EXERCISE REQUIREMENTS -
Send back all the data below, exactly as given.

** Start of DATA LINES **

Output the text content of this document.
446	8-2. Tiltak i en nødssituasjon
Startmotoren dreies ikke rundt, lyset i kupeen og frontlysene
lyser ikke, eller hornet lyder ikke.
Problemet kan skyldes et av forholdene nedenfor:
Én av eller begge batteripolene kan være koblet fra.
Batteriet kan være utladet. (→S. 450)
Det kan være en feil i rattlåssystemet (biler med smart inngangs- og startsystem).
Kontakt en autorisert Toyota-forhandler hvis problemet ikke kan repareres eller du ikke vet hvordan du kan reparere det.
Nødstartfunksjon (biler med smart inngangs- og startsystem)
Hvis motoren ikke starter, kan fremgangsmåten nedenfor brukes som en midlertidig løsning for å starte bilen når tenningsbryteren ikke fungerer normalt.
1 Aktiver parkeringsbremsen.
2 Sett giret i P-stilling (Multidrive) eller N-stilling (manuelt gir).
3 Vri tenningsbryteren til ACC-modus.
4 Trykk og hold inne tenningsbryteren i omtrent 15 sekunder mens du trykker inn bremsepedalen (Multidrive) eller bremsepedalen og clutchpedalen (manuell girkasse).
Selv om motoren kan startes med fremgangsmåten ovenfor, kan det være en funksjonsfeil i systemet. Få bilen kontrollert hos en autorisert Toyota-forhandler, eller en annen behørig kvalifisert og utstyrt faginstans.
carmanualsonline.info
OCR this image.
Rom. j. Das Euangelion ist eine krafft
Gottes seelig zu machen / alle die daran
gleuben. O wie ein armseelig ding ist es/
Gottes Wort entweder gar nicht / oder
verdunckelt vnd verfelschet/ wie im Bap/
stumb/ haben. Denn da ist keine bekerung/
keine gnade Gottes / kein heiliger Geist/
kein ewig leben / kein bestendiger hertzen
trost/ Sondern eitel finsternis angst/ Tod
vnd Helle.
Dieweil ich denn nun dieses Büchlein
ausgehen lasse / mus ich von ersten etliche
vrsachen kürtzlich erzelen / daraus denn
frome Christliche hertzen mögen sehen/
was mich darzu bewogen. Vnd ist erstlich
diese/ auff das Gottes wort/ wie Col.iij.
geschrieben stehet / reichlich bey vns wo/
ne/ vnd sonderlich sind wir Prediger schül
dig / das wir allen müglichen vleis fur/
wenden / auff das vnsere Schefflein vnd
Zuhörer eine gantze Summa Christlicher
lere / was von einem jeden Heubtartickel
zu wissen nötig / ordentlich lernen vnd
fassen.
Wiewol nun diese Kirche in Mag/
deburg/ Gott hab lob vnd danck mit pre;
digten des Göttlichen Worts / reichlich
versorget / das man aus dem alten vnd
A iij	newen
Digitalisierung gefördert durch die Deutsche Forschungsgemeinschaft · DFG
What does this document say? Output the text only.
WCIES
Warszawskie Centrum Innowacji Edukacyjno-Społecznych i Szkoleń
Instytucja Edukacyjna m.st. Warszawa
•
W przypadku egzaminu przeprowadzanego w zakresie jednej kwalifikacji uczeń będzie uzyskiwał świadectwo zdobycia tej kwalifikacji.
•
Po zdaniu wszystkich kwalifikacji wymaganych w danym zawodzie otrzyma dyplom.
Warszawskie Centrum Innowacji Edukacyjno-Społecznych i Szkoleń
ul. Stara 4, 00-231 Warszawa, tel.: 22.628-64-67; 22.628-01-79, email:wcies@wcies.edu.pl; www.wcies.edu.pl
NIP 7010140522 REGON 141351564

** End of DATA LINES **

TASK OUTPUT -
Output the text content of this document.
446	8-2. Tiltak i en nødssituasjon
Startmotoren dreies ikke rundt, lyset i kupeen og frontlysene
lyser ikke, eller hornet lyder ikke.
Problemet kan skyldes et av forholdene nedenfor:
Én av eller begge batteripolene kan være koblet fra.
Batteriet kan være utladet. (→S. 450)
Det kan være en feil i rattlåssystemet (biler med smart inngangs- og startsystem).
Kontakt en autorisert Toyota-forhandler hvis problemet ikke kan repareres eller du ikke vet hvordan du kan reparere det.
Nødstartfunksjon (biler med smart inngangs- og startsystem)
Hvis motoren ikke starter, kan fremgangsmåten nedenfor brukes som en midlertidig løsning for å starte bilen når tenningsbryteren ikke fungerer normalt.
1 Aktiver parkeringsbremsen.
2 Sett giret i P-stilling (Multidrive) eller N-stilling (manuelt gir).
3 Vri tenningsbryteren til ACC-modus.
4 Trykk og hold inne tenningsbryteren i omtrent 15 sekunder mens du trykker inn bremsepedalen (Multidrive) eller bremsepedalen og clutchpedalen (manuell girkasse).
Selv om motoren kan startes med fremgangsmåten ovenfor, kan det være en funksjonsfeil i systemet. Få bilen kontrollert hos en autorisert Toyota-forhandler, eller en annen behørig kvalifisert og utstyrt faginstans.
carmanualsonline.info
OCR this image.
Rom. j. Das Euangelion ist eine krafft
Gottes seelig zu machen / alle die daran
gleuben. O wie ein armseelig ding ist es/
Gottes Wort entweder gar nicht / oder
verdunckelt vnd verfelschet/ wie im Bap/
stumb/ haben. Denn da ist keine bekerung/
keine gnade Gottes / kein heiliger Geist/
kein ewig leben / kein bestendiger hertzen
trost/ Sondern eitel finsternis angst/ Tod
vnd Helle.
Dieweil ich denn nun dieses Büchlein
ausgehen lasse / mus ich von ersten etliche
vrsachen kürtzlich erzelen / daraus denn
frome Christliche hertzen mögen sehen/
was mich darzu bewogen. Vnd ist erstlich
diese/ auff das Gottes wort/ wie Col.iij.
geschrieben stehet / reichlich bey vns wo/
ne/ vnd sonderlich sind wir Prediger schül
dig / das wir allen müglichen vleis fur/
wenden / auff das vnsere Schefflein vnd
Zuhörer eine gantze Summa Christlicher
lere / was von einem jeden Heubtartickel
zu wissen nötig / ordentlich lernen vnd
fassen.
Wiewol nun diese Kirche in Mag/
deburg/ Gott hab lob vnd danck mit pre;
digten des Göttlichen Worts / reichlich
versorget / das man aus dem alten vnd
A iij	newen
Digitalisierung gefördert durch die Deutsche Forschungsgemeinschaft · DFG
What does this document say? Output the text only.
WCIES
Warszawskie Centrum Innowacji Edukacyjno-Społecznych i Szkoleń
Instytucja Edukacyjna m.st. Warszawa
•
W przypadku egzaminu przeprowadzanego w zakresie jednej kwalifikacji uczeń będzie uzyskiwał świadectwo zdobycia tej kwalifikacji.
•
Po zdaniu wszystkich kwalifikacji wymaganych w danym zawodzie otrzyma dyplom.
Warszawskie Centrum Innowacji Edukacyjno-Społecznych i Szkoleń
ul. Stara 4, 00-231 Warszawa, tel.: 22.628-64-67; 22.628-01-79, email:wcies@wcies.edu.pl; www.wcies.edu.pl
NIP 7010140522 REGON 141351564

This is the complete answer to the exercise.